Listing:
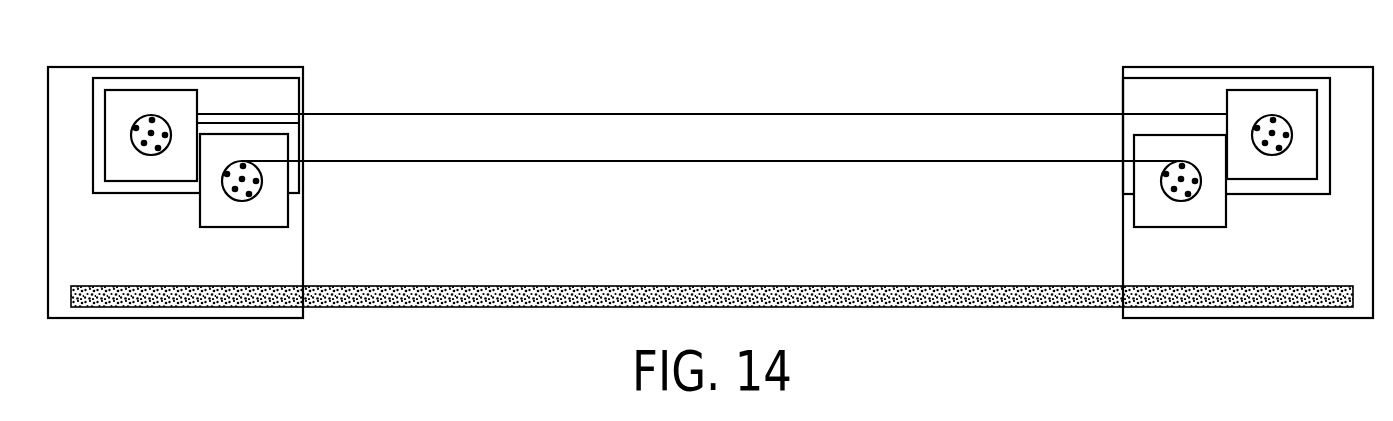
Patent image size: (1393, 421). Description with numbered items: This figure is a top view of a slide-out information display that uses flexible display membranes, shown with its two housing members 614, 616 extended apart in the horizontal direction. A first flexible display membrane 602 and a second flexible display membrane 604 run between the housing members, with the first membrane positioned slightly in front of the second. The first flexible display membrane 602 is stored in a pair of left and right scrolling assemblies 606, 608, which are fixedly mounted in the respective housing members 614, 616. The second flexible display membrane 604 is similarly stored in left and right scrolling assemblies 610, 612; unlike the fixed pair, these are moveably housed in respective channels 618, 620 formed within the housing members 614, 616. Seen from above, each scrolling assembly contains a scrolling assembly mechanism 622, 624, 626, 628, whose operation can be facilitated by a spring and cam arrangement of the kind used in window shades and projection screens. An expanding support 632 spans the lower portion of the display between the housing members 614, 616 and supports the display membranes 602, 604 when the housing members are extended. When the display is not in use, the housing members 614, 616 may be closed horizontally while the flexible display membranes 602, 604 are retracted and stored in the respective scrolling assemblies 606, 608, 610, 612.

The first flexible display membrane 602 is at (543, 160).
The second flexible display membrane 604 is at (780, 112).
The left scrolling assembly 606 is at (278, 217).
The right scrolling assembly 608 is at (1143, 217).
The left scrolling assembly 610 is at (151, 97).
The right scrolling assembly 612 is at (1272, 97).
The housing member 614 is at (278, 270).
The housing member 616 is at (1143, 272).
The channel 618 is at (277, 90).
The channel 620 is at (1146, 92).
The scrolling assembly mechanism 622 is at (242, 200).
The scrolling assembly mechanism 624 is at (1180, 200).
The scrolling assembly mechanism 626 is at (151, 153).
The scrolling assembly mechanism 628 is at (1272, 155).
The expanding support 632 is at (722, 286).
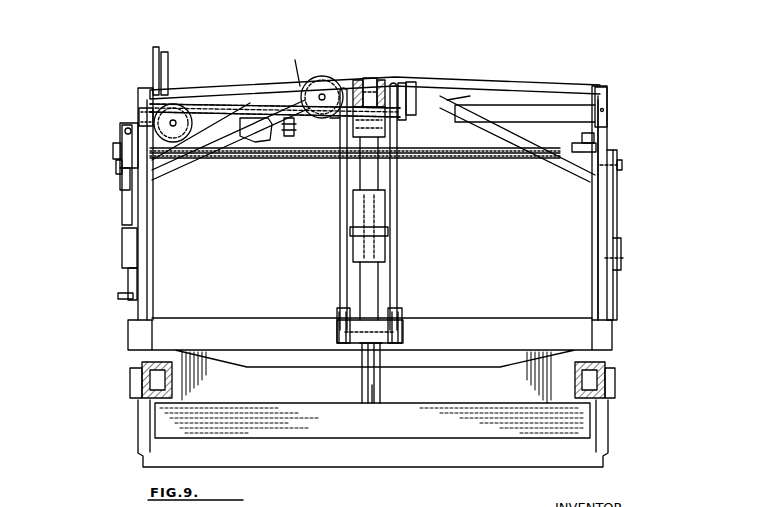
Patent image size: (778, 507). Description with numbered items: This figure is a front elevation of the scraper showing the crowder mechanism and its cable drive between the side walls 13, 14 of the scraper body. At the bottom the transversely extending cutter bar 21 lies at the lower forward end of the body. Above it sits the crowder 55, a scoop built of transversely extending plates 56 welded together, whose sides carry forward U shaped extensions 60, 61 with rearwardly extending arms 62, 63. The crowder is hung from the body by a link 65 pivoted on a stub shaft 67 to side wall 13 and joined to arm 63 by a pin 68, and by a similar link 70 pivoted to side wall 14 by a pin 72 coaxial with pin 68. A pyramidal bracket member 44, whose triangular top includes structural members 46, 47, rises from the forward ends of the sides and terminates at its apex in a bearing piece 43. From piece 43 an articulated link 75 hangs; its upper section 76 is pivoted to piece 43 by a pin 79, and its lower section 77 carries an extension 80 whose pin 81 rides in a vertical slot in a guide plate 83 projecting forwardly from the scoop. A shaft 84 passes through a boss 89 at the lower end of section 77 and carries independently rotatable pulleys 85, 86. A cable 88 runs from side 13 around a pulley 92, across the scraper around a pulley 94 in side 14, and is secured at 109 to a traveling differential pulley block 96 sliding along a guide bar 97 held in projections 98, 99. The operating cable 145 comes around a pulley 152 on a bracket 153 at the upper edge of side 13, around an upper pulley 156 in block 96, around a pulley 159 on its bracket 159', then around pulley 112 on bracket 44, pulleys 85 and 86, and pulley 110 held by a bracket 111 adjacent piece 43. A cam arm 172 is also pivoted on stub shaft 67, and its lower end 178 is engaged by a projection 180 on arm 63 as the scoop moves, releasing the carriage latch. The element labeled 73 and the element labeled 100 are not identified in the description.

The side wall 13 is at (150, 272).
The side wall 14 is at (592, 258).
The cutter bar 21 is at (352, 445).
The bearing piece 43 is at (370, 78).
The pyramidal bracket member 44 is at (444, 76).
The structural member 46 is at (560, 76).
The structural member 47 is at (226, 88).
The crowder 55 is at (269, 319).
The plates 56 is at (312, 400).
The U shaped extension 60 is at (612, 332).
The U shaped extension 61 is at (130, 338).
The rearwardly extending arm 62 is at (617, 292).
The rearwardly extending arm 63 is at (128, 278).
The link 65 is at (128, 210).
The stub shaft 67 is at (118, 162).
The pin 68 is at (122, 258).
The link 70 is at (616, 205).
The pin 72 is at (622, 165).
The right lower block 73 is at (622, 259).
The articulated link 75 is at (386, 213).
The link section 76 is at (372, 182).
The link section 77 is at (378, 279).
The pin 79 is at (330, 130).
The extension 80 is at (380, 350).
The pin 81 is at (362, 350).
The guide plate 83 is at (374, 388).
The shaft 84 is at (337, 310).
The pulley 85 is at (338, 332).
The pulley 86 is at (404, 334).
The cable 88 is at (248, 148).
The boss 89 is at (392, 318).
The pulley 92 is at (118, 145).
The pulley 94 is at (597, 146).
The traveling differential pulley block 96 is at (260, 102).
The guide bar 97 is at (500, 106).
The projection 98 is at (140, 116).
The projection 99 is at (607, 111).
The middle rail 100 is at (512, 160).
The cable securing point 109 is at (294, 134).
The pulley 110 is at (406, 115).
The bracket 111 is at (424, 82).
The pulley 112 is at (330, 80).
The cable 145 is at (335, 182).
The pulley 152 is at (168, 50).
The bracket 153 is at (172, 62).
The upper pulley 156 is at (292, 100).
The pulley 159 is at (184, 103).
The bracket 159' is at (118, 87).
The cam arm 172 is at (122, 133).
The lower end of cam arm 178 is at (122, 186).
The projection 180 is at (122, 297).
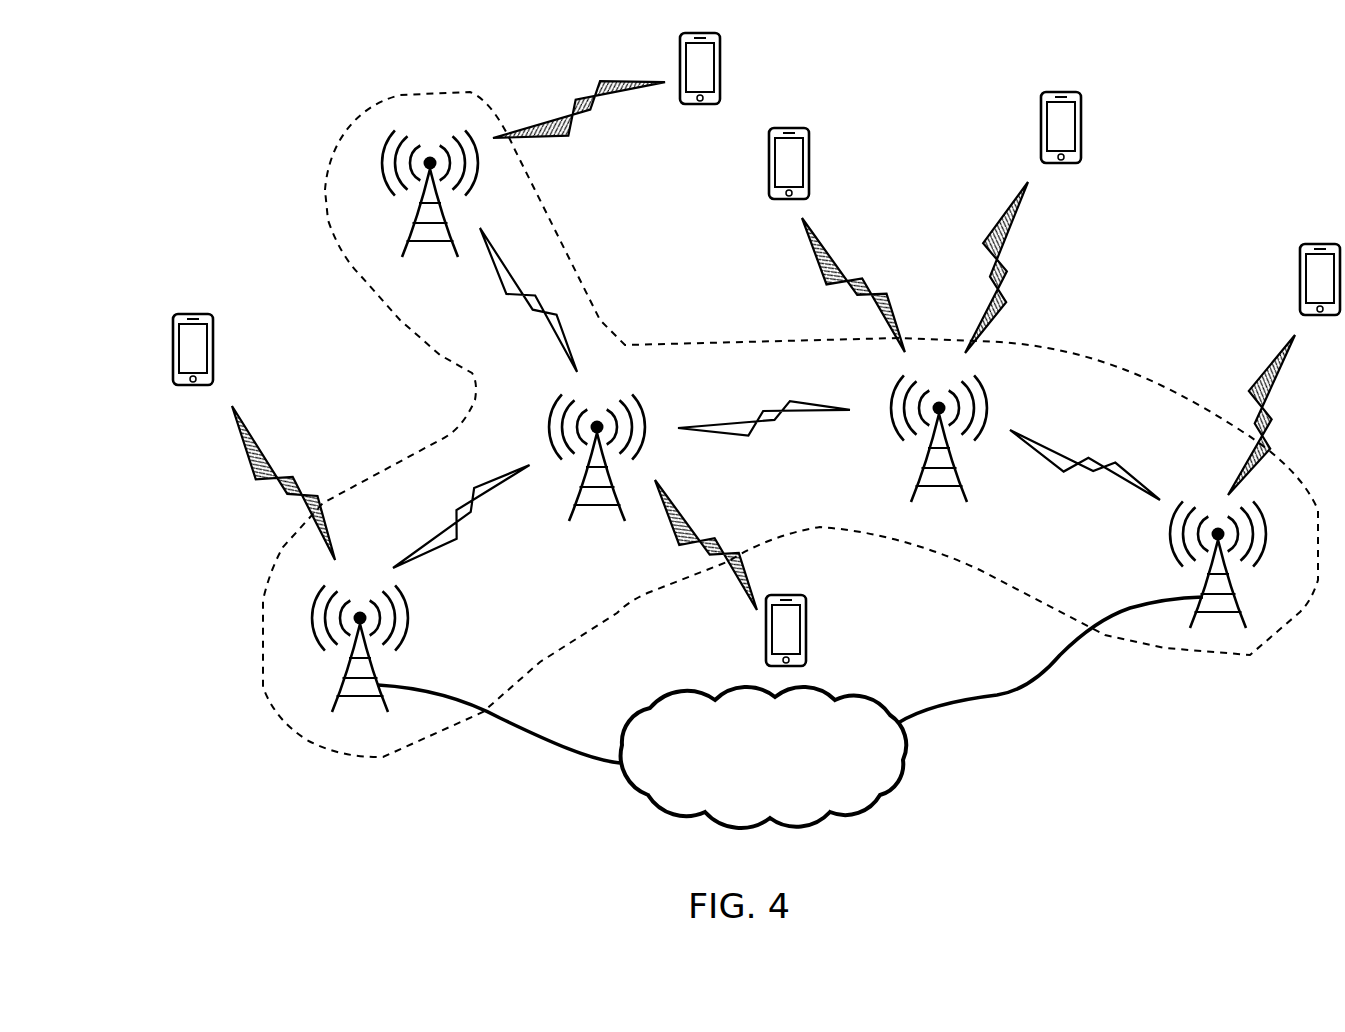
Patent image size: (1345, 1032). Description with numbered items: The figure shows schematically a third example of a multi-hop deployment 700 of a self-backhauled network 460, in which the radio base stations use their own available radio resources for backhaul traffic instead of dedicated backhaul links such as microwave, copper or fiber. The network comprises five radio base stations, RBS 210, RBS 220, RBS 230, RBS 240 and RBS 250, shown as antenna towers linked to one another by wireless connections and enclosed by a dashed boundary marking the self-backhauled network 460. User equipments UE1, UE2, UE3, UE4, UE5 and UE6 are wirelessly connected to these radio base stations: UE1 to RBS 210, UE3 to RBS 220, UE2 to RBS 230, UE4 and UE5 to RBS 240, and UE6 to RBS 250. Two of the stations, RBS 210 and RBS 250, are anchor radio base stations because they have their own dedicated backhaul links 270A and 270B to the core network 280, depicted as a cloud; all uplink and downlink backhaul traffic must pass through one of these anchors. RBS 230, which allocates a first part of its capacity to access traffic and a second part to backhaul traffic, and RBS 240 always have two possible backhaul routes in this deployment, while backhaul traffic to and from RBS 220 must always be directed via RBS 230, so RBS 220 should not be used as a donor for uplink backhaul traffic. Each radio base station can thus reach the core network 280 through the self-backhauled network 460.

The wireless communication system 700 is at (226, 149).
The anchor radio base station 210 is at (342, 736).
The radio base station 220 is at (404, 288).
The radio base station 230 is at (596, 543).
The radio base station 240 is at (991, 486).
The anchor radio base station 250 is at (1223, 640).
The self-backhauled network 460 is at (708, 346).
The dedicated backhaul link 270A is at (548, 749).
The dedicated backhaul link 270B is at (1014, 701).
The core network 280 is at (870, 697).
The user equipment UE1 is at (175, 407).
The user equipment UE2 is at (749, 637).
The user equipment UE3 is at (736, 65).
The user equipment UE4 is at (835, 169).
The user equipment UE5 is at (1116, 153).
The user equipment UE6 is at (1281, 283).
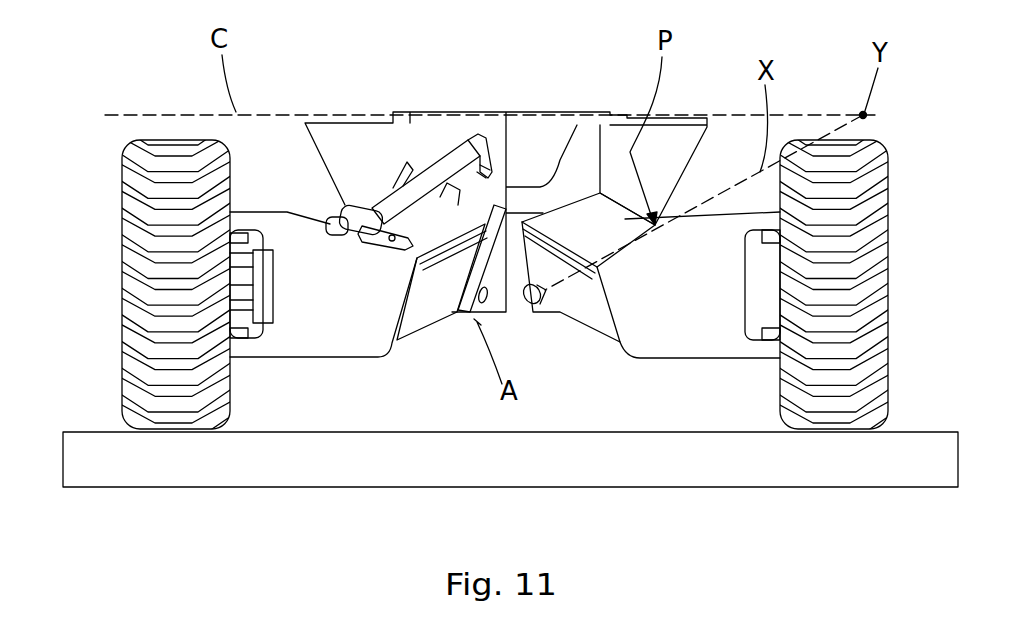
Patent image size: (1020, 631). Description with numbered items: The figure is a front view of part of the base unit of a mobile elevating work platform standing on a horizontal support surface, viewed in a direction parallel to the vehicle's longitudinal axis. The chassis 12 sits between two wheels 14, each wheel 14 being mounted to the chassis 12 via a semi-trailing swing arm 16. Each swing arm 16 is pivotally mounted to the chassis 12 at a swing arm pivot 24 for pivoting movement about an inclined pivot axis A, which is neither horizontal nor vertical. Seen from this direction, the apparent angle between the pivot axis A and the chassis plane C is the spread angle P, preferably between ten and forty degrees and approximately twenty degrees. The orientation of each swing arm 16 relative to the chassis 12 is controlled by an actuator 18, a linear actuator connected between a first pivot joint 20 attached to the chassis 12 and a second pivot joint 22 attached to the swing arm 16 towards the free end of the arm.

The chassis 12 is at (378, 150).
The wheel 14 is at (140, 335).
The semi-trailing swing arm 16 is at (415, 313).
The actuator 18 is at (420, 185).
The first pivot joint 20 is at (468, 142).
The second pivot joint 22 is at (342, 208).
The swing arm pivot 24 is at (475, 315).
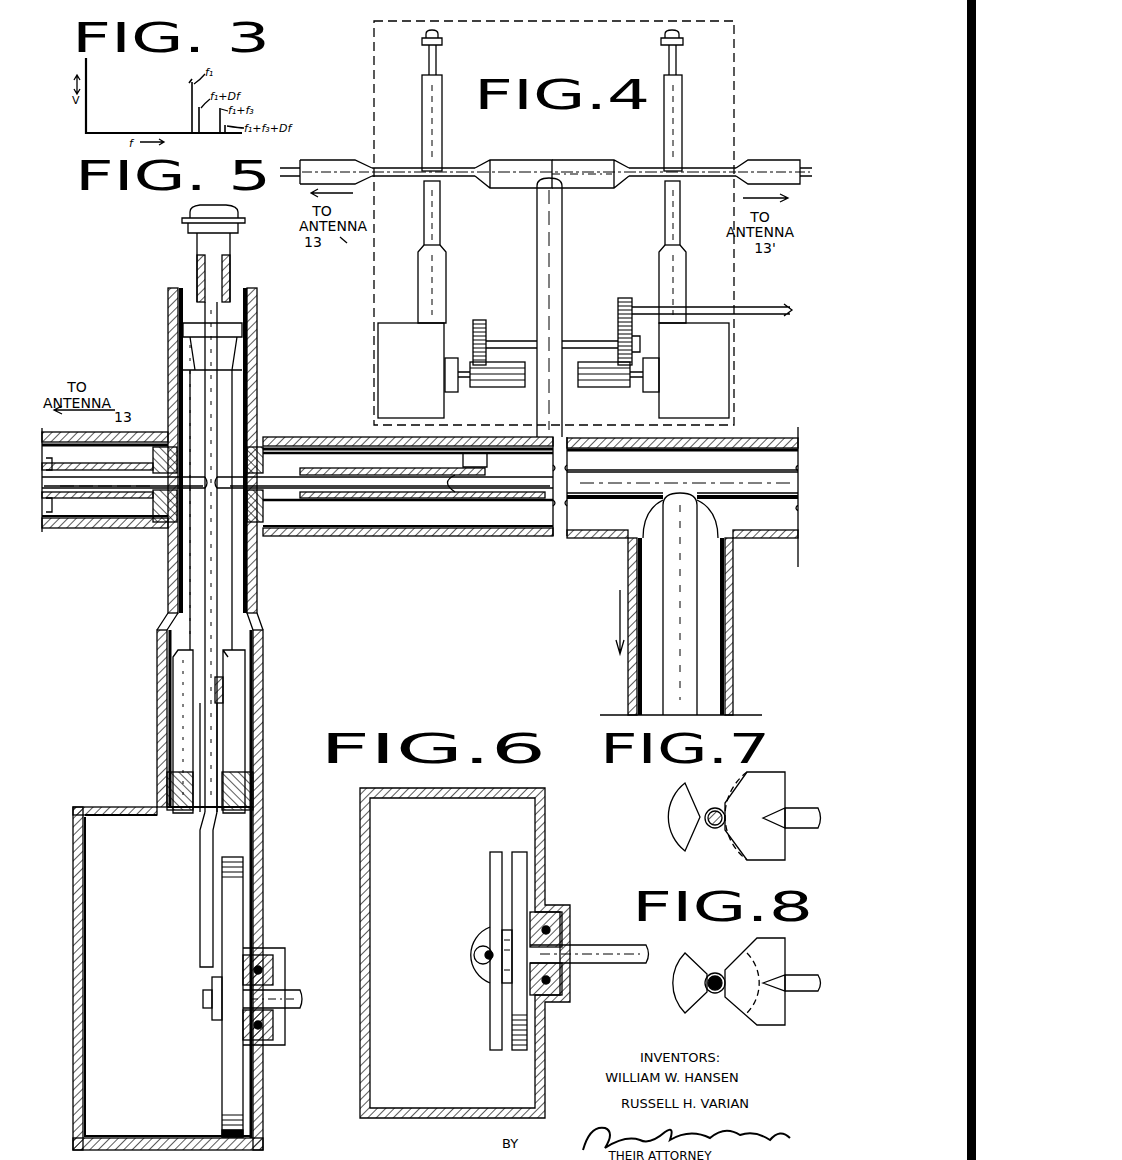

Directive: Copy the data starting at the line that has "Patent image size: (1345, 1032)." and stopping after the line that has "The core network 280 is at (870, 697).", changing "multi-hop deployment" to "multi-hop arrangement" and keeping everything else the same.

Expected answer:
Patent image size: (1345, 1032). Description with numbered items: The figure shows schematically a third example of a multi-hop arrangement 700 of a self-backhauled network 460, in which the radio base stations use their own available radio resources for backhaul traffic instead of dedicated backhaul links such as microwave, copper or fiber. The network comprises five radio base stations, RBS 210, RBS 220, RBS 230, RBS 240 and RBS 250, shown as antenna towers linked to one another by wireless connections and enclosed by a dashed boundary marking the self-backhauled network 460. User equipments UE1, UE2, UE3, UE4, UE5 and UE6 are wirelessly connected to these radio base stations: UE1 to RBS 210, UE3 to RBS 220, UE2 to RBS 230, UE4 and UE5 to RBS 240, and UE6 to RBS 250. Two of the stations, RBS 210 and RBS 250, are anchor radio base stations because they have their own dedicated backhaul links 270A and 270B to the core network 280, depicted as a cloud; all uplink and downlink backhaul traffic must pass through one of these anchors. RBS 230, which allocates a first part of its capacity to access traffic and a second part to backhaul traffic, and RBS 240 always have two possible backhaul routes in this deployment, while backhaul traffic to and from RBS 220 must always be directed via RBS 230, so RBS 220 should not be used as a donor for uplink backhaul traffic. Each radio base station can thus reach the core network 280 through the self-backhauled network 460.

The wireless communication system 700 is at (226, 149).
The anchor radio base station 210 is at (342, 736).
The radio base station 220 is at (404, 288).
The radio base station 230 is at (596, 543).
The radio base station 240 is at (991, 486).
The anchor radio base station 250 is at (1223, 640).
The self-backhauled network 460 is at (708, 346).
The dedicated backhaul link 270A is at (548, 749).
The dedicated backhaul link 270B is at (1014, 701).
The core network 280 is at (870, 697).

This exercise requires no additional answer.